Data excerpts
* * * * * * * * *

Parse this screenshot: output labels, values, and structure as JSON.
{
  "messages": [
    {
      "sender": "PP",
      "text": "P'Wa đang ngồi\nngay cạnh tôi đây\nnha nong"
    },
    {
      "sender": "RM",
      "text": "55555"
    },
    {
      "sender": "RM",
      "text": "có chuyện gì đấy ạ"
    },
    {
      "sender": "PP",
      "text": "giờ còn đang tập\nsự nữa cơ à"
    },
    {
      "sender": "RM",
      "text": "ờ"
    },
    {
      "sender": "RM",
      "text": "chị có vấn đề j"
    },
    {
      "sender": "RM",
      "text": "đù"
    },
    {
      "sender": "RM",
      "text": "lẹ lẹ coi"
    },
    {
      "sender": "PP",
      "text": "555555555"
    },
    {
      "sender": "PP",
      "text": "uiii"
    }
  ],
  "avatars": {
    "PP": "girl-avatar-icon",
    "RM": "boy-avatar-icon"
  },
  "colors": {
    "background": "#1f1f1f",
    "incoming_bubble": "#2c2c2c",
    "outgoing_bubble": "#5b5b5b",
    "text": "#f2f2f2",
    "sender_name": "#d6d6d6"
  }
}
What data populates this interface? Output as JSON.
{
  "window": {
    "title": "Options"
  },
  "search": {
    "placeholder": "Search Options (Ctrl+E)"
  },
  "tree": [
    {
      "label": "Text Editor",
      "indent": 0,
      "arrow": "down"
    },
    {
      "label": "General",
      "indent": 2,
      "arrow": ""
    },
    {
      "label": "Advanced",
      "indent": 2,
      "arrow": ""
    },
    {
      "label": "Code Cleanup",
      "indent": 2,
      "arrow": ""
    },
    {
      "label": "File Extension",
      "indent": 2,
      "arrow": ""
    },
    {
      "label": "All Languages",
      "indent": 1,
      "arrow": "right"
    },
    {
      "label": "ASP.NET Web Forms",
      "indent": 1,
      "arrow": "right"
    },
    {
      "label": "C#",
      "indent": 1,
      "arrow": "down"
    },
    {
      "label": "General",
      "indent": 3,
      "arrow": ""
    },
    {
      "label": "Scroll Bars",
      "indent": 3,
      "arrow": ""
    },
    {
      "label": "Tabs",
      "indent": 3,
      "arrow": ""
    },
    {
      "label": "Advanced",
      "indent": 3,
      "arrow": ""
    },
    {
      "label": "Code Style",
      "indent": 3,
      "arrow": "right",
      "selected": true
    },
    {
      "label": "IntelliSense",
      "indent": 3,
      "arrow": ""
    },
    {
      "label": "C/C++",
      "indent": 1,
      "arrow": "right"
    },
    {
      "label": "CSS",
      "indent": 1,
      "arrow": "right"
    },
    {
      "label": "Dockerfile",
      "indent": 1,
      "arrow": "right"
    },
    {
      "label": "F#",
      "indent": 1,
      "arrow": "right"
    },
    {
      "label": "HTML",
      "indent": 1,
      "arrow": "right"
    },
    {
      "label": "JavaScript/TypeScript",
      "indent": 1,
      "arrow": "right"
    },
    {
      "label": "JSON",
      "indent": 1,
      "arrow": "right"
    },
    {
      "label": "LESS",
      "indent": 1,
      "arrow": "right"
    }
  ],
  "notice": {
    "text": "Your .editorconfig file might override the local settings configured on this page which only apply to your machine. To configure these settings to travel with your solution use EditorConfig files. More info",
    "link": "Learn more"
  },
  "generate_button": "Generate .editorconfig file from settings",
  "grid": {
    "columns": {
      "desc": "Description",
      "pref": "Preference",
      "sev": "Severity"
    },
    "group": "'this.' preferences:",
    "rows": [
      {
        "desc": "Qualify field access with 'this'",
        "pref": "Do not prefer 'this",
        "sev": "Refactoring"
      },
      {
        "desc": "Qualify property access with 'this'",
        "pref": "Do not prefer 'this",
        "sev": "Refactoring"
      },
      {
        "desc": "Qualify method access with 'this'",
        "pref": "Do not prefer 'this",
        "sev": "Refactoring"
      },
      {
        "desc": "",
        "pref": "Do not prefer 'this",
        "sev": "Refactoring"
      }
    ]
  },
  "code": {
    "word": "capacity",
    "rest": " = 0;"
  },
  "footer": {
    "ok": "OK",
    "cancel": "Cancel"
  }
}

* * * * * * * * *

## Exercise details
How many lines of the listing above include the word "Qualify"? State the number and nothing else.

## Result
3